▼
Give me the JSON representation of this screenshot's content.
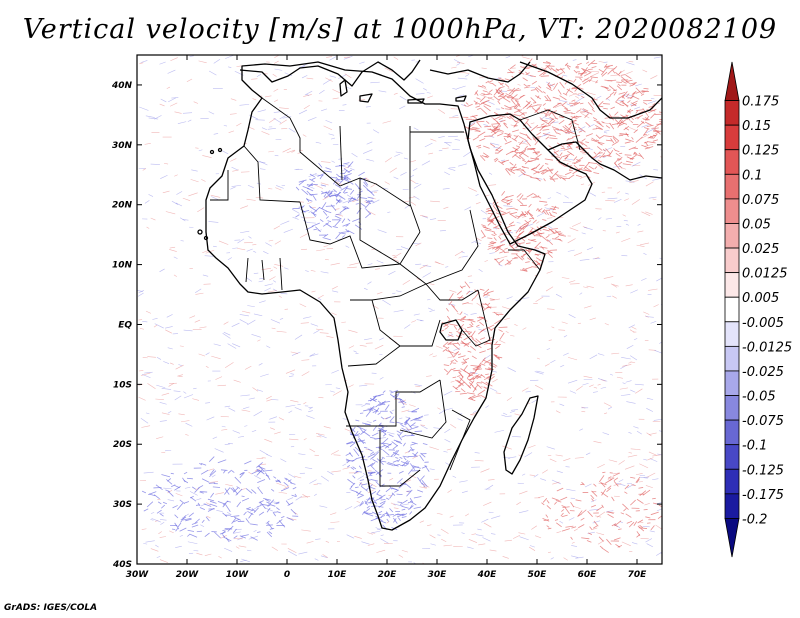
{
  "title": "Vertical velocity [m/s] at 1000hPa, VT: 2020082109",
  "footer": "GrADS: IGES/COLA",
  "map": {
    "lon_range": [
      -30,
      75
    ],
    "lat_range": [
      -40,
      45
    ],
    "lon_ticks": [
      "30W",
      "20W",
      "10W",
      "0",
      "10E",
      "20E",
      "30E",
      "40E",
      "50E",
      "60E",
      "70E"
    ],
    "lat_ticks": [
      "40N",
      "30N",
      "20N",
      "10N",
      "EQ",
      "10S",
      "20S",
      "30S",
      "40S"
    ]
  },
  "colorbar": {
    "levels": [
      "0.175",
      "0.15",
      "0.125",
      "0.1",
      "0.075",
      "0.05",
      "0.025",
      "0.0125",
      "0.005",
      "-0.005",
      "-0.0125",
      "-0.025",
      "-0.05",
      "-0.075",
      "-0.1",
      "-0.125",
      "-0.175",
      "-0.2"
    ],
    "colors": [
      "#a01818",
      "#c42a2a",
      "#d83c3c",
      "#e25656",
      "#e87070",
      "#ee8e8e",
      "#f3aeae",
      "#f8cccc",
      "#fce8e8",
      "#ffffff",
      "#e4e4fb",
      "#c8c8f4",
      "#a8a8ea",
      "#8888df",
      "#6868d3",
      "#4848c6",
      "#2e2eb6",
      "#1a1aa0",
      "#0a0a80"
    ]
  },
  "colors": {
    "positive": "#e06060",
    "negative": "#6a6ae0",
    "coast": "#000000"
  }
}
▲
All of the entries above should be duplicated exactly, except for the pictures.

Give me the JSON representation of this screenshot's content.
{
  "title": "Vertical velocity [m/s] at 1000hPa, VT: 2020082109",
  "footer": "GrADS: IGES/COLA",
  "map": {
    "lon_range": [
      -30,
      75
    ],
    "lat_range": [
      -40,
      45
    ],
    "lon_ticks": [
      "30W",
      "20W",
      "10W",
      "0",
      "10E",
      "20E",
      "30E",
      "40E",
      "50E",
      "60E",
      "70E"
    ],
    "lat_ticks": [
      "40N",
      "30N",
      "20N",
      "10N",
      "EQ",
      "10S",
      "20S",
      "30S",
      "40S"
    ]
  },
  "colorbar": {
    "levels": [
      "0.175",
      "0.15",
      "0.125",
      "0.1",
      "0.075",
      "0.05",
      "0.025",
      "0.0125",
      "0.005",
      "-0.005",
      "-0.0125",
      "-0.025",
      "-0.05",
      "-0.075",
      "-0.1",
      "-0.125",
      "-0.175",
      "-0.2"
    ],
    "colors": [
      "#a01818",
      "#c42a2a",
      "#d83c3c",
      "#e25656",
      "#e87070",
      "#ee8e8e",
      "#f3aeae",
      "#f8cccc",
      "#fce8e8",
      "#ffffff",
      "#e4e4fb",
      "#c8c8f4",
      "#a8a8ea",
      "#8888df",
      "#6868d3",
      "#4848c6",
      "#2e2eb6",
      "#1a1aa0",
      "#0a0a80"
    ]
  },
  "colors": {
    "positive": "#e06060",
    "negative": "#6a6ae0",
    "coast": "#000000"
  }
}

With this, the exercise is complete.